THE TASK: Find the line containing "Parse this chart and return its data as JSON.", then return it and every line after it through the end of the records, exactly. Leave out pictures.

DATA SHOWN:
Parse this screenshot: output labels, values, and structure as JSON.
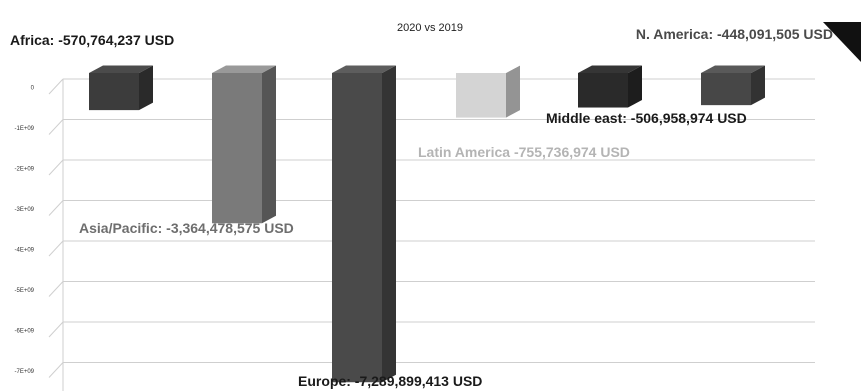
{
  "chart_data": {
    "type": "bar",
    "title": "2020 vs 2019",
    "xlabel": "",
    "ylabel": "",
    "grid": true,
    "ylim": [
      -7300000000,
      0
    ],
    "yticks": [
      "0",
      "-1E+09",
      "-2E+09",
      "-3E+09",
      "-4E+09",
      "-5E+09",
      "-6E+09",
      "-7E+09"
    ],
    "ytick_values": [
      0,
      -1000000000,
      -2000000000,
      -3000000000,
      -4000000000,
      -5000000000,
      -6000000000,
      -7000000000
    ],
    "categories": [
      "Africa",
      "Asia/Pacific",
      "Europe",
      "Latin America",
      "Middle east",
      "N. America"
    ],
    "values": [
      -570764237,
      -3364478575,
      -7289899413,
      -755736974,
      -506958974,
      -448091505
    ],
    "bar_colors": [
      "#3c3c3c",
      "#7a7a7a",
      "#4a4a4a",
      "#d4d4d4",
      "#2a2a2a",
      "#474747"
    ],
    "data_labels": [
      "Africa: -570,764,237 USD",
      "Asia/Pacific: -3,364,478,575 USD",
      "Europe: -7,289,899,413 USD",
      "Latin America -755,736,974 USD",
      "Middle east: -506,958,974 USD",
      "N. America: -448,091,505 USD"
    ],
    "label_colors": [
      "#1a1a1a",
      "#6e6e6e",
      "#1a1a1a",
      "#b4b4b4",
      "#1a1a1a",
      "#4a4a4a"
    ]
  }
}
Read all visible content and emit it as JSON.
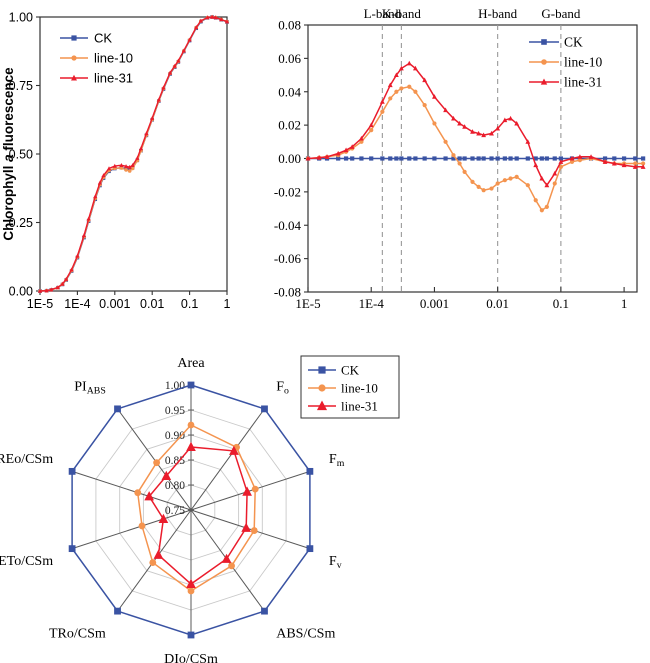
{
  "colors": {
    "ck": "#3A53A3",
    "line10": "#F4944F",
    "line31": "#EA1C2C",
    "frame": "#333333",
    "dash": "#999999",
    "ring": "#C9C9C9",
    "spoke": "#595959",
    "text": "#000000"
  },
  "legend_labels": [
    "CK",
    "line-10",
    "line-31"
  ],
  "chart_data": [
    {
      "id": "ojip",
      "type": "line",
      "xscale": "log",
      "ylabel_parts": [
        {
          "t": "Chlorophyll "
        },
        {
          "t": "a",
          "italic": true
        },
        {
          "t": " fluorescence"
        }
      ],
      "xlim": [
        1e-05,
        1
      ],
      "ylim": [
        0,
        1
      ],
      "xticks": [
        1e-05,
        0.0001,
        0.001,
        0.01,
        0.1,
        1
      ],
      "xtick_labels": [
        "1E-5",
        "1E-4",
        "0.001",
        "0.01",
        "0.1",
        "1"
      ],
      "yticks": [
        0,
        0.25,
        0.5,
        0.75,
        1
      ],
      "ytick_labels": [
        "0.00",
        "0.25",
        "0.50",
        "0.75",
        "1.00"
      ],
      "legend_position": "upper-left",
      "grid": false,
      "x": [
        1e-05,
        1.5e-05,
        2e-05,
        3e-05,
        4e-05,
        5e-05,
        7e-05,
        0.0001,
        0.00015,
        0.0002,
        0.0003,
        0.0004,
        0.0005,
        0.0007,
        0.001,
        0.0015,
        0.002,
        0.0025,
        0.003,
        0.004,
        0.005,
        0.007,
        0.01,
        0.015,
        0.02,
        0.03,
        0.04,
        0.05,
        0.07,
        0.1,
        0.15,
        0.2,
        0.3,
        0.4,
        0.5,
        0.7,
        1
      ],
      "series": [
        {
          "name": "CK",
          "marker": "square",
          "color_key": "ck",
          "values": [
            0,
            0.001,
            0.004,
            0.012,
            0.024,
            0.04,
            0.073,
            0.122,
            0.195,
            0.255,
            0.335,
            0.385,
            0.412,
            0.437,
            0.447,
            0.45,
            0.446,
            0.443,
            0.45,
            0.477,
            0.512,
            0.568,
            0.625,
            0.693,
            0.737,
            0.792,
            0.817,
            0.836,
            0.874,
            0.914,
            0.959,
            0.983,
            0.997,
            1,
            0.997,
            0.99,
            0.982
          ]
        },
        {
          "name": "line-10",
          "marker": "circle",
          "color_key": "line10",
          "values": [
            0,
            0.001,
            0.004,
            0.012,
            0.025,
            0.041,
            0.075,
            0.124,
            0.198,
            0.258,
            0.338,
            0.388,
            0.415,
            0.44,
            0.448,
            0.449,
            0.442,
            0.438,
            0.447,
            0.476,
            0.512,
            0.569,
            0.626,
            0.694,
            0.739,
            0.794,
            0.819,
            0.838,
            0.876,
            0.916,
            0.961,
            0.985,
            0.998,
            1,
            0.998,
            0.991,
            0.983
          ]
        },
        {
          "name": "line-31",
          "marker": "triangle",
          "color_key": "line31",
          "values": [
            0,
            0.001,
            0.005,
            0.013,
            0.026,
            0.043,
            0.078,
            0.128,
            0.203,
            0.264,
            0.345,
            0.395,
            0.422,
            0.447,
            0.456,
            0.459,
            0.455,
            0.452,
            0.459,
            0.485,
            0.52,
            0.575,
            0.631,
            0.698,
            0.742,
            0.796,
            0.821,
            0.84,
            0.877,
            0.917,
            0.962,
            0.986,
            0.998,
            1,
            0.998,
            0.991,
            0.983
          ]
        }
      ]
    },
    {
      "id": "delta",
      "type": "line",
      "xscale": "log",
      "xlim": [
        1e-05,
        1.6
      ],
      "ylim": [
        -0.08,
        0.08
      ],
      "xticks": [
        1e-05,
        0.0001,
        0.001,
        0.01,
        0.1,
        1
      ],
      "xtick_labels": [
        "1E-5",
        "1E-4",
        "0.001",
        "0.01",
        "0.1",
        "1"
      ],
      "yticks": [
        0.08,
        0.06,
        0.04,
        0.02,
        0,
        -0.02,
        -0.04,
        -0.06,
        -0.08
      ],
      "ytick_labels": [
        "0.08",
        "0.06",
        "0.04",
        "0.02",
        "0.00",
        "-0.02",
        "-0.04",
        "-0.06",
        "-0.08"
      ],
      "bands": [
        {
          "label": "L-band",
          "x": 0.00015
        },
        {
          "label": "K-band",
          "x": 0.0003
        },
        {
          "label": "H-band",
          "x": 0.01
        },
        {
          "label": "G-band",
          "x": 0.1
        }
      ],
      "legend_position": "upper-right",
      "grid": false,
      "x": [
        1e-05,
        1.5e-05,
        2e-05,
        3e-05,
        4e-05,
        5e-05,
        7e-05,
        0.0001,
        0.00015,
        0.0002,
        0.00025,
        0.0003,
        0.0004,
        0.0005,
        0.0007,
        0.001,
        0.0015,
        0.002,
        0.0025,
        0.003,
        0.004,
        0.005,
        0.006,
        0.008,
        0.01,
        0.013,
        0.016,
        0.02,
        0.03,
        0.04,
        0.05,
        0.06,
        0.08,
        0.1,
        0.15,
        0.2,
        0.3,
        0.5,
        0.7,
        1,
        1.5,
        2
      ],
      "series": [
        {
          "name": "CK",
          "marker": "square",
          "color_key": "ck",
          "values": [
            0,
            0,
            0,
            0,
            0,
            0,
            0,
            0,
            0,
            0,
            0,
            0,
            0,
            0,
            0,
            0,
            0,
            0,
            0,
            0,
            0,
            0,
            0,
            0,
            0,
            0,
            0,
            0,
            0,
            0,
            0,
            0,
            0,
            0,
            0,
            0,
            0,
            0,
            0,
            0,
            0,
            0
          ]
        },
        {
          "name": "line-10",
          "marker": "circle",
          "color_key": "line10",
          "values": [
            0,
            0.0005,
            0.001,
            0.002,
            0.004,
            0.006,
            0.01,
            0.017,
            0.028,
            0.036,
            0.04,
            0.042,
            0.043,
            0.04,
            0.032,
            0.021,
            0.01,
            0.002,
            -0.003,
            -0.008,
            -0.014,
            -0.017,
            -0.019,
            -0.018,
            -0.015,
            -0.013,
            -0.012,
            -0.011,
            -0.016,
            -0.025,
            -0.031,
            -0.029,
            -0.015,
            -0.005,
            -0.002,
            -0.001,
            0,
            -0.002,
            -0.003,
            -0.003,
            -0.003,
            -0.003
          ]
        },
        {
          "name": "line-31",
          "marker": "triangle",
          "color_key": "line31",
          "values": [
            0,
            0.0005,
            0.001,
            0.003,
            0.005,
            0.007,
            0.012,
            0.02,
            0.034,
            0.044,
            0.05,
            0.054,
            0.057,
            0.054,
            0.047,
            0.037,
            0.029,
            0.024,
            0.021,
            0.019,
            0.016,
            0.015,
            0.014,
            0.015,
            0.018,
            0.023,
            0.024,
            0.021,
            0.01,
            -0.004,
            -0.012,
            -0.016,
            -0.009,
            -0.002,
            0,
            0.001,
            0.001,
            -0.002,
            -0.003,
            -0.004,
            -0.005,
            -0.005
          ]
        }
      ]
    },
    {
      "id": "radar",
      "type": "radar",
      "axes": [
        "Area",
        "F_o",
        "F_m",
        "F_v",
        "ABS/CSm",
        "DIo/CSm",
        "TRo/CSm",
        "ETo/CSm",
        "REo/CSm",
        "PI_ABS"
      ],
      "rlim": [
        0.75,
        1.0
      ],
      "rticks": [
        1.0,
        0.95,
        0.9,
        0.85,
        0.8,
        0.75
      ],
      "rtick_labels": [
        "1.00",
        "0.95",
        "0.90",
        "0.85",
        "0.80",
        "0.75"
      ],
      "rings": [
        0.8,
        0.85,
        0.9,
        0.95,
        1.0
      ],
      "legend_position": "upper-right-box",
      "series": [
        {
          "name": "CK",
          "marker": "square",
          "color_key": "ck",
          "values": [
            1,
            1,
            1,
            1,
            1,
            1,
            1,
            1,
            1,
            1
          ]
        },
        {
          "name": "line-10",
          "marker": "circle",
          "color_key": "line10",
          "values": [
            0.92,
            0.905,
            0.885,
            0.883,
            0.888,
            0.912,
            0.88,
            0.853,
            0.862,
            0.867
          ]
        },
        {
          "name": "line-31",
          "marker": "triangle",
          "color_key": "line31",
          "values": [
            0.876,
            0.896,
            0.868,
            0.866,
            0.871,
            0.898,
            0.861,
            0.808,
            0.838,
            0.834
          ]
        }
      ]
    }
  ]
}
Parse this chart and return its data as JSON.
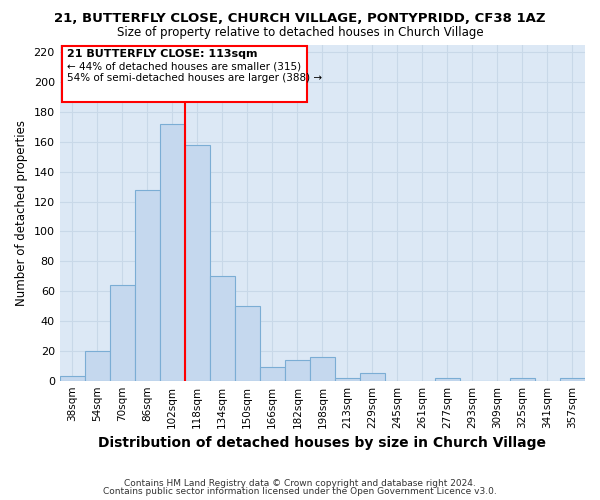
{
  "title1": "21, BUTTERFLY CLOSE, CHURCH VILLAGE, PONTYPRIDD, CF38 1AZ",
  "title2": "Size of property relative to detached houses in Church Village",
  "xlabel": "Distribution of detached houses by size in Church Village",
  "ylabel": "Number of detached properties",
  "categories": [
    "38sqm",
    "54sqm",
    "70sqm",
    "86sqm",
    "102sqm",
    "118sqm",
    "134sqm",
    "150sqm",
    "166sqm",
    "182sqm",
    "198sqm",
    "213sqm",
    "229sqm",
    "245sqm",
    "261sqm",
    "277sqm",
    "293sqm",
    "309sqm",
    "325sqm",
    "341sqm",
    "357sqm"
  ],
  "values": [
    3,
    20,
    64,
    128,
    172,
    158,
    70,
    50,
    9,
    14,
    16,
    2,
    5,
    0,
    0,
    2,
    0,
    0,
    2,
    0,
    2
  ],
  "bar_color": "#c5d8ee",
  "bar_edge_color": "#7badd4",
  "grid_color": "#c8d8e8",
  "ax_background_color": "#dce8f5",
  "fig_background_color": "#ffffff",
  "annotation_line1": "21 BUTTERFLY CLOSE: 113sqm",
  "annotation_line2": "← 44% of detached houses are smaller (315)",
  "annotation_line3": "54% of semi-detached houses are larger (388) →",
  "footer1": "Contains HM Land Registry data © Crown copyright and database right 2024.",
  "footer2": "Contains public sector information licensed under the Open Government Licence v3.0.",
  "ylim": [
    0,
    225
  ],
  "yticks": [
    0,
    20,
    40,
    60,
    80,
    100,
    120,
    140,
    160,
    180,
    200,
    220
  ],
  "red_line_index": 5
}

EXERCISE RESULT:
Parse this chart and return its data as JSON.
{
  "title1": "21, BUTTERFLY CLOSE, CHURCH VILLAGE, PONTYPRIDD, CF38 1AZ",
  "title2": "Size of property relative to detached houses in Church Village",
  "xlabel": "Distribution of detached houses by size in Church Village",
  "ylabel": "Number of detached properties",
  "categories": [
    "38sqm",
    "54sqm",
    "70sqm",
    "86sqm",
    "102sqm",
    "118sqm",
    "134sqm",
    "150sqm",
    "166sqm",
    "182sqm",
    "198sqm",
    "213sqm",
    "229sqm",
    "245sqm",
    "261sqm",
    "277sqm",
    "293sqm",
    "309sqm",
    "325sqm",
    "341sqm",
    "357sqm"
  ],
  "values": [
    3,
    20,
    64,
    128,
    172,
    158,
    70,
    50,
    9,
    14,
    16,
    2,
    5,
    0,
    0,
    2,
    0,
    0,
    2,
    0,
    2
  ],
  "bar_color": "#c5d8ee",
  "bar_edge_color": "#7badd4",
  "grid_color": "#c8d8e8",
  "ax_background_color": "#dce8f5",
  "fig_background_color": "#ffffff",
  "annotation_line1": "21 BUTTERFLY CLOSE: 113sqm",
  "annotation_line2": "← 44% of detached houses are smaller (315)",
  "annotation_line3": "54% of semi-detached houses are larger (388) →",
  "footer1": "Contains HM Land Registry data © Crown copyright and database right 2024.",
  "footer2": "Contains public sector information licensed under the Open Government Licence v3.0.",
  "ylim": [
    0,
    225
  ],
  "yticks": [
    0,
    20,
    40,
    60,
    80,
    100,
    120,
    140,
    160,
    180,
    200,
    220
  ],
  "red_line_index": 5
}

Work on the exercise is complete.